* _Exercise task A_
Identify every row that contains the string "item" and copy each of those rows. Case counts.

* _Text segment_

==*==

Reliable Randomness: Bringing on-chain entropy to the xDai Stable Chain

Q: What do computer mouse movements, lava lamps, avalanches, and radioactive decay have in common?

A: They have all been used as sources of real-world randomness.

True randomness is impossible to achieve using only a computer. Input A always produces Output B, and this deterministic logic is repeatable and predictable. A random number should be unpredictable and independent of previous results, leaving applications to look outside of themselves to seed algorithms with real-world sources of randomness.

Public blockchains, however, are designed to function in a decentralized and trustless fashion, and not rely on outside, centralized factors. While a 3rd party oracle such as NIST can provide random numbers, this can also create a single point of failure and the need to trust a centralized, non-transparent (and thus manipulatable) source. It is better to facilitate random number generation on-chain, through decentralized processes.

Randomness is vital to maintaining a fair and autonomous transaction agreement process in a blockchain. While block producers are chosen based on the size of their investment and risk (for example their total mining rig power, or percentage of stake in the protocol), an element of chance should also exist. Randomness prevents manipulation, monopolization, and network takeover by a conspiring group of malicious nodes.

In Proof of Work (POW), randomness in block producers is built into the protocol. As Vitalik Buterin states, "the mining process in a random and unpredictable way “assigns” miners the right to create a block whenever they are lucky and discover a hash solution.” However, POW is resource intensive, and thus many protocols (including Eth 2.0) are shifting to a Proof of Stake (POS) type of protocol.

In POS, there is no intrinsic source of randomness in the block producer (validator) selection process, so randomness must be introduced in another way. One way to achieve reliable randomness is by using sources of data provided by the validators themselves.

In this article we discuss:

  • Two current approaches to POS randomness.
  • How random numbers are created in the POSDAO algorithm, the first Ethereum-based POS algorithm launching soon on the xDai Stable Chain.
  • POSDAO weighted validator selection using total stake amounts and randomness, including a working example.
  • How DApps can easily access the random seed generated by the protocol.

Note: Randomness created in a deterministic manner, through computerized means, it is called pseudorandomness. Pseudorandom numbers exhibit the same properties as random numbers. When we refer to randomness in the remainder of this article, we will be talking about pseudorandomness and pseudorandom number generators (PRNGs).

==*==

* _Records provided_
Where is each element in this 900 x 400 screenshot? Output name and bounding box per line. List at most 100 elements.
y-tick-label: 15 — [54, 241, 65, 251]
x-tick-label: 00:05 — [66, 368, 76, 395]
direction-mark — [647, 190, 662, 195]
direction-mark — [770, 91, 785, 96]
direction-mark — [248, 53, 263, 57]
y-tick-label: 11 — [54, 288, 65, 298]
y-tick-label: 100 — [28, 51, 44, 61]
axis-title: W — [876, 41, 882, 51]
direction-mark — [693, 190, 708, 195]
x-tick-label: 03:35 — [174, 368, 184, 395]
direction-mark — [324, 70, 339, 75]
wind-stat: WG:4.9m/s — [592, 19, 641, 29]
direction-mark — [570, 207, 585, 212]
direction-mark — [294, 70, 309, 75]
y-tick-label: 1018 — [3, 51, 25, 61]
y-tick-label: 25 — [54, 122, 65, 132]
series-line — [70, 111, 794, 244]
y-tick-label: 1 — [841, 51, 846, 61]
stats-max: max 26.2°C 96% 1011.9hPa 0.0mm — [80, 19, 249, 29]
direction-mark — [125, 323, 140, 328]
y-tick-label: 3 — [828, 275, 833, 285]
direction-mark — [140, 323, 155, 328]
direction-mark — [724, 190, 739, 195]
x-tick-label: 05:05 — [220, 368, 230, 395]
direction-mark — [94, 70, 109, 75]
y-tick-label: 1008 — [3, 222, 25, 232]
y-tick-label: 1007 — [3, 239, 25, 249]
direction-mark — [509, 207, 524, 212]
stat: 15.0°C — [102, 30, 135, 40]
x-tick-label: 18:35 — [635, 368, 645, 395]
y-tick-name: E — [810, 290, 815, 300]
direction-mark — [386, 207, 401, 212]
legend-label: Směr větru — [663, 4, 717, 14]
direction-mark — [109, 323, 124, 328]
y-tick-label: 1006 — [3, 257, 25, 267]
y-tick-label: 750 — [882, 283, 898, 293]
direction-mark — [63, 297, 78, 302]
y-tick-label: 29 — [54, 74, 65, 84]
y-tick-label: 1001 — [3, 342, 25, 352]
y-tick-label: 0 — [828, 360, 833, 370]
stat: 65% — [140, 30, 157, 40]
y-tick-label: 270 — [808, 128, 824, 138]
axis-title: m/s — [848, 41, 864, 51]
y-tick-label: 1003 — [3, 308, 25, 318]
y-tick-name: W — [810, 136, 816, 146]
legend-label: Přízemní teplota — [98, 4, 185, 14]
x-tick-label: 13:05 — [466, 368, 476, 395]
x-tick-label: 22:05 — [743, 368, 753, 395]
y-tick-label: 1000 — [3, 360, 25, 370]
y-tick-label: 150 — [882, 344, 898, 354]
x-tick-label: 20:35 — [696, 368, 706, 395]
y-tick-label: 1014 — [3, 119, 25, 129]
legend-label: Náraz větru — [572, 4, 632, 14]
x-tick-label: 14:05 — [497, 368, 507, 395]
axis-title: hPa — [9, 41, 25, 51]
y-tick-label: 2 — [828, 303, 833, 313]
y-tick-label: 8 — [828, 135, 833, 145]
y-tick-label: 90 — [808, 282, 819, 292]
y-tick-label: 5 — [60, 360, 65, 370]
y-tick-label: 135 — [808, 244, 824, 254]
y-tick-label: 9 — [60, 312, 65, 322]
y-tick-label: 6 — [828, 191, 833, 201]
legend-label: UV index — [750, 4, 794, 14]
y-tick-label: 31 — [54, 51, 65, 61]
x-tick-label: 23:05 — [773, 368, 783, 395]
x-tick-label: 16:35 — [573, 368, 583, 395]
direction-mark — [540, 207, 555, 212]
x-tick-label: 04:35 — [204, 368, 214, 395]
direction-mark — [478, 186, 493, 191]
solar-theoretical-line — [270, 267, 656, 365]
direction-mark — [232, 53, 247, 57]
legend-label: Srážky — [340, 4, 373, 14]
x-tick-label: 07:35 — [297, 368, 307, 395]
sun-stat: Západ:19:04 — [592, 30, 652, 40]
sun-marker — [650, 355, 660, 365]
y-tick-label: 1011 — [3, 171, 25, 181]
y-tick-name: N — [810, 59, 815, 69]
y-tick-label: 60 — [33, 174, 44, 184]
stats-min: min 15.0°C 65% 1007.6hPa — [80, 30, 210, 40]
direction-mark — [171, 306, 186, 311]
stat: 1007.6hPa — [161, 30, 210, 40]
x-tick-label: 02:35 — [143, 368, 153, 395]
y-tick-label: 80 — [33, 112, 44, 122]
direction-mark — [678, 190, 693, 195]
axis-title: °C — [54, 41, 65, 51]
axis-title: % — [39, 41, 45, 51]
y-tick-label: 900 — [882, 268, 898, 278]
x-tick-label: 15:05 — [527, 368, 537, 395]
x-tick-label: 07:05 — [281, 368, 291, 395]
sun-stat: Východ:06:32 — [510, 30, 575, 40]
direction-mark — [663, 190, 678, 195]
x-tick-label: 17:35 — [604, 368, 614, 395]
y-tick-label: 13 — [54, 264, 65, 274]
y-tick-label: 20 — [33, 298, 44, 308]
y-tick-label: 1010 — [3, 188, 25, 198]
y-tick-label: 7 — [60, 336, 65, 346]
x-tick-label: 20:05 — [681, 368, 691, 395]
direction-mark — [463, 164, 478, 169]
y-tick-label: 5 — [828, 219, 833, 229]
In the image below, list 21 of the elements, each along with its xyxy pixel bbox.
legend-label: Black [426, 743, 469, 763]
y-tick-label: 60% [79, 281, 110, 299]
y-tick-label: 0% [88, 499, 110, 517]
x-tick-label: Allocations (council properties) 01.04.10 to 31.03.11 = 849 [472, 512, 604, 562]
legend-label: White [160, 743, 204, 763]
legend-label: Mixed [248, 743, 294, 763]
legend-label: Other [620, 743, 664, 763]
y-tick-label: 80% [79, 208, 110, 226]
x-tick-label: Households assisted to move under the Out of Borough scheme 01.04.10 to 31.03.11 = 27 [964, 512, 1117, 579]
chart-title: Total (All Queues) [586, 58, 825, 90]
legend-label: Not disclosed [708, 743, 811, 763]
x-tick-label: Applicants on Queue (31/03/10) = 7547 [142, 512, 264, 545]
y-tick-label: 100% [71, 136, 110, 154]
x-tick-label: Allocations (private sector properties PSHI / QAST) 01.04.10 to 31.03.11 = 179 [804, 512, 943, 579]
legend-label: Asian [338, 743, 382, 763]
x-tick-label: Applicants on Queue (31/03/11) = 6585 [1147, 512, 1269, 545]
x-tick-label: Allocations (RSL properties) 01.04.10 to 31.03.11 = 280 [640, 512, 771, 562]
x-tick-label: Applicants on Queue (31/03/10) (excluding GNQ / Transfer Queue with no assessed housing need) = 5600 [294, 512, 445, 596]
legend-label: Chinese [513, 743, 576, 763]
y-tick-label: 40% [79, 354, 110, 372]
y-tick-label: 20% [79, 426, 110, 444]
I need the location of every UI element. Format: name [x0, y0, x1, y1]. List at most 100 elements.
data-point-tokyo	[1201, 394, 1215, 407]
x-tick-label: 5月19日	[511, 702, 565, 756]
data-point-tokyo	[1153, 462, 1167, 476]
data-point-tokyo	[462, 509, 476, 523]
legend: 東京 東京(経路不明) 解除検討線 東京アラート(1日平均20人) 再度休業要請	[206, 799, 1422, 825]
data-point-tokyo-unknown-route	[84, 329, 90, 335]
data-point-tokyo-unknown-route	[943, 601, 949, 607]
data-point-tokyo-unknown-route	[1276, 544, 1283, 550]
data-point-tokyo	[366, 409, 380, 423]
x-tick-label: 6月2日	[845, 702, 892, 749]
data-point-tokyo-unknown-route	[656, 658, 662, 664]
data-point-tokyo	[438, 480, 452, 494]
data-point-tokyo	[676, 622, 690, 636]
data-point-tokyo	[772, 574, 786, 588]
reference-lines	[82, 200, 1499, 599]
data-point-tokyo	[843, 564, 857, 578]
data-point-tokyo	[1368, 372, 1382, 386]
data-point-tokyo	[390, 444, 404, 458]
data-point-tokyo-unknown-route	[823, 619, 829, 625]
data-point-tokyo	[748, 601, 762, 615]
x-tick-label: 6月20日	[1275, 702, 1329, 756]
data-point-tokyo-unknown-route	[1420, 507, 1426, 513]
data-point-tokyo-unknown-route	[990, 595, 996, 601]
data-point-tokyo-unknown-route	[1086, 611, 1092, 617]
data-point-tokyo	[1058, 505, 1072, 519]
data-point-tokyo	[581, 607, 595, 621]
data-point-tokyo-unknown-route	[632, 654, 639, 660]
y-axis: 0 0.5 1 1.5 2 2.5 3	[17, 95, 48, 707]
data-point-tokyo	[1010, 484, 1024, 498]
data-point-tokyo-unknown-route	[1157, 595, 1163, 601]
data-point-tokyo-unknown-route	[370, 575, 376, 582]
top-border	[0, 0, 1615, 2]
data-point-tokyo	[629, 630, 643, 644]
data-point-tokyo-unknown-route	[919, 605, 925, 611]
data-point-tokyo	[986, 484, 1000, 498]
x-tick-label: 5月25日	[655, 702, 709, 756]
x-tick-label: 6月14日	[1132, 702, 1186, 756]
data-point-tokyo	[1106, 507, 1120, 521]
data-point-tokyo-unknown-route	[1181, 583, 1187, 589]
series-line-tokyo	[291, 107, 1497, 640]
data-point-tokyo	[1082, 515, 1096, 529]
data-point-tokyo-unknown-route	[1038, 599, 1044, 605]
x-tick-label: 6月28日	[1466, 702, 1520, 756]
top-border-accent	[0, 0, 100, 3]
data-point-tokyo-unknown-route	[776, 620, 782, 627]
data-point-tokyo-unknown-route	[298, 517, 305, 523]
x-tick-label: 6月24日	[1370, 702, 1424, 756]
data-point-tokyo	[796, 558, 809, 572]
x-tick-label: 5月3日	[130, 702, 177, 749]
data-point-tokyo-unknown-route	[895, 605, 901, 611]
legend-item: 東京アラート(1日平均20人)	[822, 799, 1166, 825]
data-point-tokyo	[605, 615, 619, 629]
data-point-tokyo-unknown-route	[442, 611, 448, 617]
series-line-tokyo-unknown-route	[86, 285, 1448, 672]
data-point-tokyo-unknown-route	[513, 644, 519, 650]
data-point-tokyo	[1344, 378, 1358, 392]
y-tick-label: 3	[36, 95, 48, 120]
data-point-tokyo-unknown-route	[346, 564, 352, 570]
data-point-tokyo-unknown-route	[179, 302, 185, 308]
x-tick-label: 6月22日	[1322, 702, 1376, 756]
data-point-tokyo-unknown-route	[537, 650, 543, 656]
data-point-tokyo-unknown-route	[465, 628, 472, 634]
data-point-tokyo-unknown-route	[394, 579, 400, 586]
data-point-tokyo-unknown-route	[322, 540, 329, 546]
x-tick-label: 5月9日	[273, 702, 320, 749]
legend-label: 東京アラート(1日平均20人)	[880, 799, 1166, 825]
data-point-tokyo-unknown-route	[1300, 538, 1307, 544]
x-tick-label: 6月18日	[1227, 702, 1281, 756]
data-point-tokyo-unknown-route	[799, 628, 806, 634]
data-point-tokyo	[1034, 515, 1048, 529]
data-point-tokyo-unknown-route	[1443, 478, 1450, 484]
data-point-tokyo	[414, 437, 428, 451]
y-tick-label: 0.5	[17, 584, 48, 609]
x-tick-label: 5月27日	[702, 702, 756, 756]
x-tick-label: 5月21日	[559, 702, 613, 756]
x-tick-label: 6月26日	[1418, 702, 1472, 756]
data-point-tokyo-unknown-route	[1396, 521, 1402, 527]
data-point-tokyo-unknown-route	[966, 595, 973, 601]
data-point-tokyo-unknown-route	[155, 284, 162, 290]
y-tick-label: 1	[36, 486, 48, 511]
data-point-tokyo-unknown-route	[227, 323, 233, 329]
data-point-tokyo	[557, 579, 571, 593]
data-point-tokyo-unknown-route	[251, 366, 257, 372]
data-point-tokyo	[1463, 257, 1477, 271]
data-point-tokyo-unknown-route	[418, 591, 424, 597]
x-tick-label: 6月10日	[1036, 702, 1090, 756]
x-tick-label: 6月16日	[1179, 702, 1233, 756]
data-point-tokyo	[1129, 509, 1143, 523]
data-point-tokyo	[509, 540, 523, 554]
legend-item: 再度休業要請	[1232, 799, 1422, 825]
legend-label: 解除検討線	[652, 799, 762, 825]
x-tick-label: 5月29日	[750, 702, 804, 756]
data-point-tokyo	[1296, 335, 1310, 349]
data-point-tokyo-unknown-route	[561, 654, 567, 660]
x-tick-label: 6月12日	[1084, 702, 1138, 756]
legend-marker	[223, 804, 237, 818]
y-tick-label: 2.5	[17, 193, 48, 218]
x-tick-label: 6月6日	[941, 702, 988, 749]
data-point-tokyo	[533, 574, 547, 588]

==*==

* _Exercise task B_
In the text on blockchain randomness, take the part starting at "In POS, there" and ending at "to POS randomness.". Write it out again with "POS" replaced by "PoS".

* _Full answer A_
legend-item: 東京アラート(1日平均20人)	[822, 799, 1166, 825]
legend-item: 再度休業要請	[1232, 799, 1422, 825]

* _Full answer B_
In PoS, there is no intrinsic source of randomness in the block producer (validator) selection process, so randomness must be introduced in another way. One way to achieve reliable randomness is by using sources of data provided by the validators themselves.

In this article we discuss:

  • Two current approaches to PoS randomness.